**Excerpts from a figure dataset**
* START *
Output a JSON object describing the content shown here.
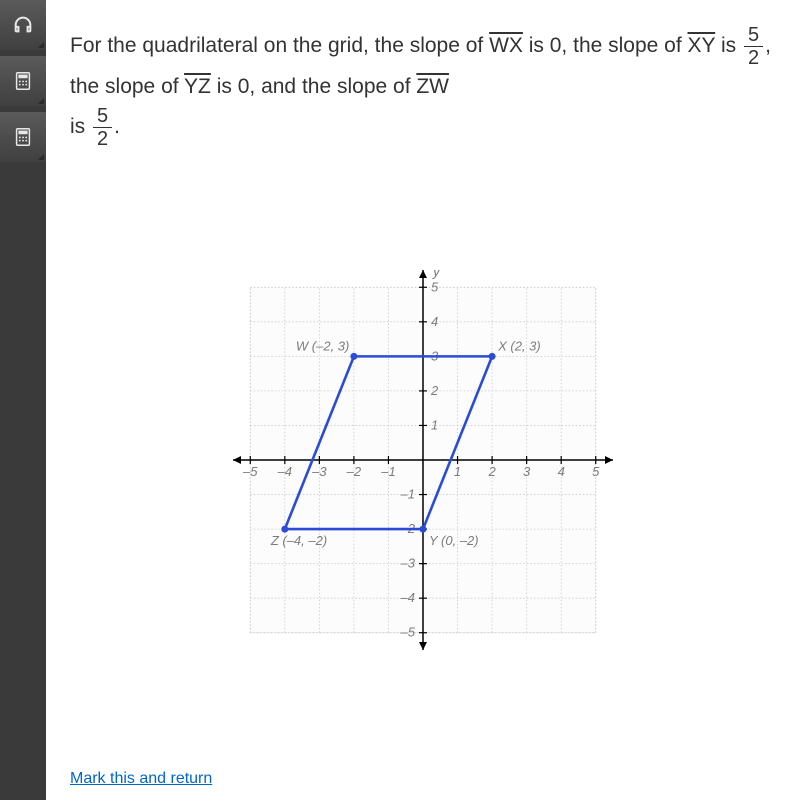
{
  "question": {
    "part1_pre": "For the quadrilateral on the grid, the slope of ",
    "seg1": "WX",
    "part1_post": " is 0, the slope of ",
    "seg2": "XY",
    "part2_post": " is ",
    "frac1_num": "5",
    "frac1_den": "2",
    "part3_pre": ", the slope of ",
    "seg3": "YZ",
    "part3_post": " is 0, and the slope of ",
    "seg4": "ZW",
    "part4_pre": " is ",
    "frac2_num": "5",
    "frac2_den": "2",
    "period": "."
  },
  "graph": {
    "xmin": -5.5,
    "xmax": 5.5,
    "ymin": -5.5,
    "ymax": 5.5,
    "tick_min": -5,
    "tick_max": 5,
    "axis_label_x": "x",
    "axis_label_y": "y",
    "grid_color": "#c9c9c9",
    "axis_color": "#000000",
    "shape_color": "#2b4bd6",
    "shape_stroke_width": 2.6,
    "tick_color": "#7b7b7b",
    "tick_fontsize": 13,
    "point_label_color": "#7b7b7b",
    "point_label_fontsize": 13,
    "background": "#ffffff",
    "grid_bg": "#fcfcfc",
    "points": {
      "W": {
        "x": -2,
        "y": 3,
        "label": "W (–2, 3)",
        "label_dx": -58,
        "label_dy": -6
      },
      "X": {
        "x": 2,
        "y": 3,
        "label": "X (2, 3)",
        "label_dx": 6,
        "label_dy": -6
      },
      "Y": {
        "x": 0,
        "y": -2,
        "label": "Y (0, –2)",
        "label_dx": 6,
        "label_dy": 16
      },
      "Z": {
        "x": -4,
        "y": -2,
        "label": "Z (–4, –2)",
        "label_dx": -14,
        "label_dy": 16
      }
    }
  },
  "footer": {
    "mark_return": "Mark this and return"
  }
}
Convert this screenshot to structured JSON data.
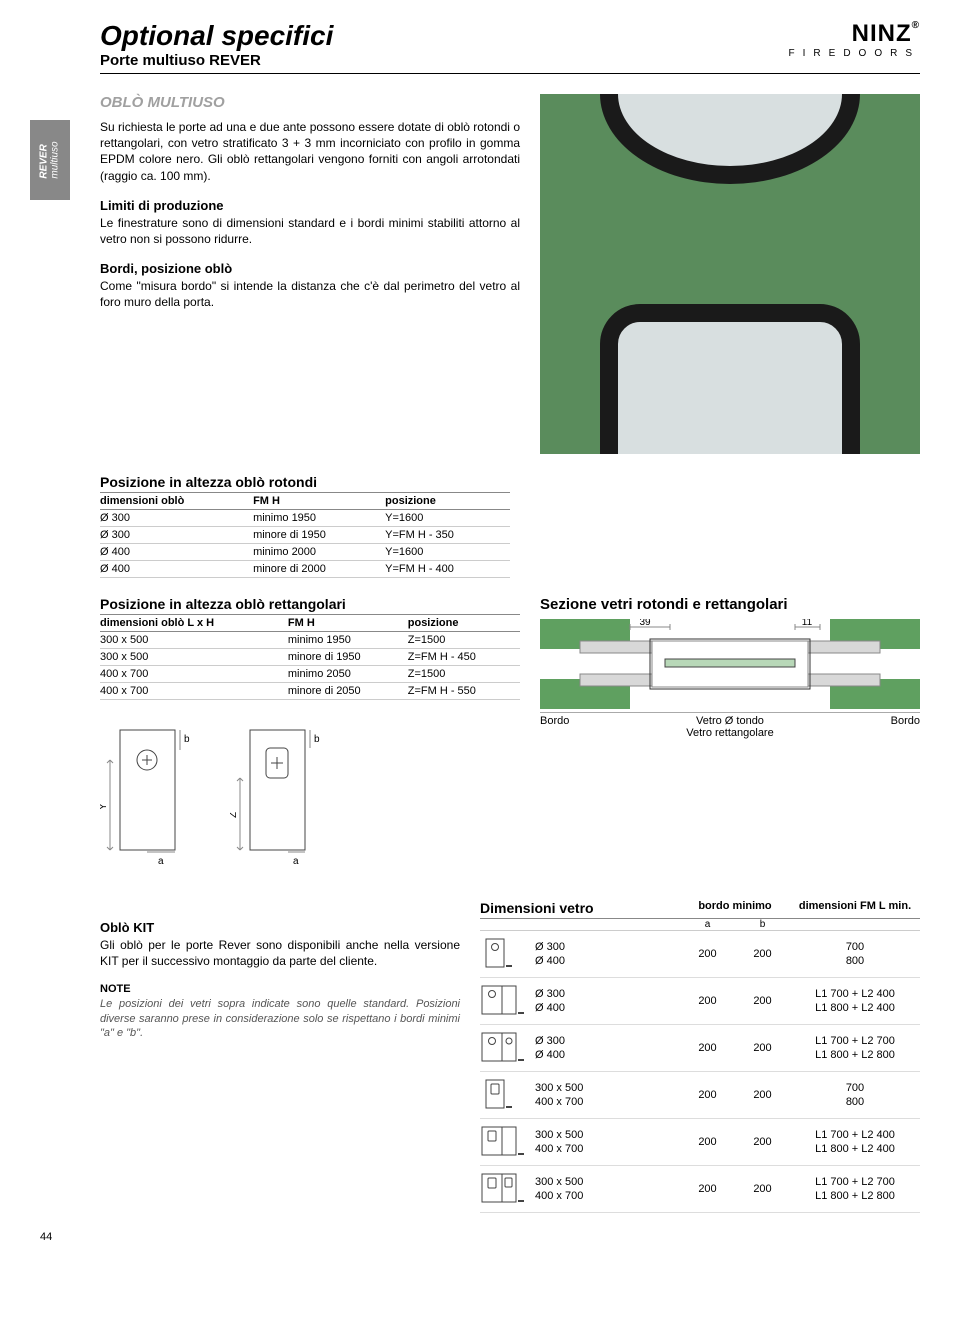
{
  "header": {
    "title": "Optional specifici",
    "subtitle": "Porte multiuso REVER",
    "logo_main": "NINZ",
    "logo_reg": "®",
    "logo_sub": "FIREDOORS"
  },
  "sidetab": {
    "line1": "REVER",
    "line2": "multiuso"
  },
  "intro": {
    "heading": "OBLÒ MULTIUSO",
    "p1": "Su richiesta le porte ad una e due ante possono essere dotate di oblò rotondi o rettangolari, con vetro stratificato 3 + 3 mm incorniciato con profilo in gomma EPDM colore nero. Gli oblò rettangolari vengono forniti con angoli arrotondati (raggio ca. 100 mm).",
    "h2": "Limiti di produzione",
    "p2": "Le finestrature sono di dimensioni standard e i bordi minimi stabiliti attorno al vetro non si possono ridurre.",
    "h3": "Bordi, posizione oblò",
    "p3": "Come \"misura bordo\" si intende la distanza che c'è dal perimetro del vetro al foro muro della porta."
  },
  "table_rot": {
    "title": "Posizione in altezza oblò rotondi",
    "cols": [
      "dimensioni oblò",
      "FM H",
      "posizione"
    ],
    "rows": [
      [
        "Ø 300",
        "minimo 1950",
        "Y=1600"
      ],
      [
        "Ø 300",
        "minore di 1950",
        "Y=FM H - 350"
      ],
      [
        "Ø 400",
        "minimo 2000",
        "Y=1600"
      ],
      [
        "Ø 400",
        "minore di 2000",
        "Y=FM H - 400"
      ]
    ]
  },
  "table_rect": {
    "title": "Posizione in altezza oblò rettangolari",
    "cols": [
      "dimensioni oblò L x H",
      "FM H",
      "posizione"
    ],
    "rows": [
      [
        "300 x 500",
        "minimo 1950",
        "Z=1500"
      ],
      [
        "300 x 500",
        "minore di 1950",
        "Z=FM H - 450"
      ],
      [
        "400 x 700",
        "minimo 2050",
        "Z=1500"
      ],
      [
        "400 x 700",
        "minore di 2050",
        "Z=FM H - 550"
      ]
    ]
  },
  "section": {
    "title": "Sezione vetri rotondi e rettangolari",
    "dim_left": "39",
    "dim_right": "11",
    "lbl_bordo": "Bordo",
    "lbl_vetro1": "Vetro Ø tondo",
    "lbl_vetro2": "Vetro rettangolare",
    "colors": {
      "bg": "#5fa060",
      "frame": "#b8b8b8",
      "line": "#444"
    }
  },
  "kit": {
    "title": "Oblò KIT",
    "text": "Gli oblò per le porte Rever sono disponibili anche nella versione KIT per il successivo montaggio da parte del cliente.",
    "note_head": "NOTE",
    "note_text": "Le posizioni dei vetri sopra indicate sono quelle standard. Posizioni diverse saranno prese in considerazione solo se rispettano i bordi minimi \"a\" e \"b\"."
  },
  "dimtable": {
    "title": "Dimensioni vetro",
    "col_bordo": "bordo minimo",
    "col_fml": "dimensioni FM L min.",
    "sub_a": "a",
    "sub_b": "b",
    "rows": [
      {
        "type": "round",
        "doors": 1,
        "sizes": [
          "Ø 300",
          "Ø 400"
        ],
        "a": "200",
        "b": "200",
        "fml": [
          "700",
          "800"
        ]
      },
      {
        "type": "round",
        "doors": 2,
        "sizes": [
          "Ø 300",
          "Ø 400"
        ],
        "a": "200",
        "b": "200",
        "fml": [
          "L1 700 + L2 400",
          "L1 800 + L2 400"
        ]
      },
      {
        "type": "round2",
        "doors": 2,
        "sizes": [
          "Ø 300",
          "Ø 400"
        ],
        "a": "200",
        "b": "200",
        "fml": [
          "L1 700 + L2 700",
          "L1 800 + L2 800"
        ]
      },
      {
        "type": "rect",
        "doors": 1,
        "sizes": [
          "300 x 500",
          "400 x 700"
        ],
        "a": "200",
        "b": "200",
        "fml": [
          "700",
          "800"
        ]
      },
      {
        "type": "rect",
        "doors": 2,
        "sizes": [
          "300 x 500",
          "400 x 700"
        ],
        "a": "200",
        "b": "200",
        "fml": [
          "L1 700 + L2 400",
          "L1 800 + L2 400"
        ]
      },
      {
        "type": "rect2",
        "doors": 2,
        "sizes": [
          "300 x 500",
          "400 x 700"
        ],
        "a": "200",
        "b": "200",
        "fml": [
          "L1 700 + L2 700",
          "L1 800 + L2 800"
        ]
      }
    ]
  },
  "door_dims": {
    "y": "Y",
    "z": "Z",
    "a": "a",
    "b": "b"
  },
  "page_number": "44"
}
* END *
**What is required**
Please write out all the data again word for word, but not the pictures.

**Response to this exercise**
Output a JSON object describing the content shown here.
{
  "question": {
    "part1_pre": "For the quadrilateral on the grid, the slope of ",
    "seg1": "WX",
    "part1_post": " is 0, the slope of ",
    "seg2": "XY",
    "part2_post": " is ",
    "frac1_num": "5",
    "frac1_den": "2",
    "part3_pre": ", the slope of ",
    "seg3": "YZ",
    "part3_post": " is 0, and the slope of ",
    "seg4": "ZW",
    "part4_pre": " is ",
    "frac2_num": "5",
    "frac2_den": "2",
    "period": "."
  },
  "graph": {
    "xmin": -5.5,
    "xmax": 5.5,
    "ymin": -5.5,
    "ymax": 5.5,
    "tick_min": -5,
    "tick_max": 5,
    "axis_label_x": "x",
    "axis_label_y": "y",
    "grid_color": "#c9c9c9",
    "axis_color": "#000000",
    "shape_color": "#2b4bd6",
    "shape_stroke_width": 2.6,
    "tick_color": "#7b7b7b",
    "tick_fontsize": 13,
    "point_label_color": "#7b7b7b",
    "point_label_fontsize": 13,
    "background": "#ffffff",
    "grid_bg": "#fcfcfc",
    "points": {
      "W": {
        "x": -2,
        "y": 3,
        "label": "W (–2, 3)",
        "label_dx": -58,
        "label_dy": -6
      },
      "X": {
        "x": 2,
        "y": 3,
        "label": "X (2, 3)",
        "label_dx": 6,
        "label_dy": -6
      },
      "Y": {
        "x": 0,
        "y": -2,
        "label": "Y (0, –2)",
        "label_dx": 6,
        "label_dy": 16
      },
      "Z": {
        "x": -4,
        "y": -2,
        "label": "Z (–4, –2)",
        "label_dx": -14,
        "label_dy": 16
      }
    }
  },
  "footer": {
    "mark_return": "Mark this and return"
  }
}
Convert this screenshot to structured JSON data.
{
  "header": {
    "title": "Optional specifici",
    "subtitle": "Porte multiuso REVER",
    "logo_main": "NINZ",
    "logo_reg": "®",
    "logo_sub": "FIREDOORS"
  },
  "sidetab": {
    "line1": "REVER",
    "line2": "multiuso"
  },
  "intro": {
    "heading": "OBLÒ MULTIUSO",
    "p1": "Su richiesta le porte ad una e due ante possono essere dotate di oblò rotondi o rettangolari, con vetro stratificato 3 + 3 mm incorniciato con profilo in gomma EPDM colore nero. Gli oblò rettangolari vengono forniti con angoli arrotondati (raggio ca. 100 mm).",
    "h2": "Limiti di produzione",
    "p2": "Le finestrature sono di dimensioni standard e i bordi minimi stabiliti attorno al vetro non si possono ridurre.",
    "h3": "Bordi, posizione oblò",
    "p3": "Come \"misura bordo\" si intende la distanza che c'è dal perimetro del vetro al foro muro della porta."
  },
  "table_rot": {
    "title": "Posizione in altezza oblò rotondi",
    "cols": [
      "dimensioni oblò",
      "FM H",
      "posizione"
    ],
    "rows": [
      [
        "Ø 300",
        "minimo 1950",
        "Y=1600"
      ],
      [
        "Ø 300",
        "minore di 1950",
        "Y=FM H - 350"
      ],
      [
        "Ø 400",
        "minimo 2000",
        "Y=1600"
      ],
      [
        "Ø 400",
        "minore di 2000",
        "Y=FM H - 400"
      ]
    ]
  },
  "table_rect": {
    "title": "Posizione in altezza oblò rettangolari",
    "cols": [
      "dimensioni oblò L x H",
      "FM H",
      "posizione"
    ],
    "rows": [
      [
        "300 x 500",
        "minimo 1950",
        "Z=1500"
      ],
      [
        "300 x 500",
        "minore di 1950",
        "Z=FM H - 450"
      ],
      [
        "400 x 700",
        "minimo 2050",
        "Z=1500"
      ],
      [
        "400 x 700",
        "minore di 2050",
        "Z=FM H - 550"
      ]
    ]
  },
  "section": {
    "title": "Sezione vetri rotondi e rettangolari",
    "dim_left": "39",
    "dim_right": "11",
    "lbl_bordo": "Bordo",
    "lbl_vetro1": "Vetro Ø tondo",
    "lbl_vetro2": "Vetro rettangolare",
    "colors": {
      "bg": "#5fa060",
      "frame": "#b8b8b8",
      "line": "#444"
    }
  },
  "kit": {
    "title": "Oblò KIT",
    "text": "Gli oblò per le porte Rever sono disponibili anche nella versione KIT per il successivo montaggio da parte del cliente.",
    "note_head": "NOTE",
    "note_text": "Le posizioni dei vetri sopra indicate sono quelle standard. Posizioni diverse saranno prese in considerazione solo se rispettano i bordi minimi \"a\" e \"b\"."
  },
  "dimtable": {
    "title": "Dimensioni vetro",
    "col_bordo": "bordo minimo",
    "col_fml": "dimensioni FM L min.",
    "sub_a": "a",
    "sub_b": "b",
    "rows": [
      {
        "type": "round",
        "doors": 1,
        "sizes": [
          "Ø 300",
          "Ø 400"
        ],
        "a": "200",
        "b": "200",
        "fml": [
          "700",
          "800"
        ]
      },
      {
        "type": "round",
        "doors": 2,
        "sizes": [
          "Ø 300",
          "Ø 400"
        ],
        "a": "200",
        "b": "200",
        "fml": [
          "L1 700 + L2 400",
          "L1 800 + L2 400"
        ]
      },
      {
        "type": "round2",
        "doors": 2,
        "sizes": [
          "Ø 300",
          "Ø 400"
        ],
        "a": "200",
        "b": "200",
        "fml": [
          "L1 700 + L2 700",
          "L1 800 + L2 800"
        ]
      },
      {
        "type": "rect",
        "doors": 1,
        "sizes": [
          "300 x 500",
          "400 x 700"
        ],
        "a": "200",
        "b": "200",
        "fml": [
          "700",
          "800"
        ]
      },
      {
        "type": "rect",
        "doors": 2,
        "sizes": [
          "300 x 500",
          "400 x 700"
        ],
        "a": "200",
        "b": "200",
        "fml": [
          "L1 700 + L2 400",
          "L1 800 + L2 400"
        ]
      },
      {
        "type": "rect2",
        "doors": 2,
        "sizes": [
          "300 x 500",
          "400 x 700"
        ],
        "a": "200",
        "b": "200",
        "fml": [
          "L1 700 + L2 700",
          "L1 800 + L2 800"
        ]
      }
    ]
  },
  "door_dims": {
    "y": "Y",
    "z": "Z",
    "a": "a",
    "b": "b"
  },
  "page_number": "44"
}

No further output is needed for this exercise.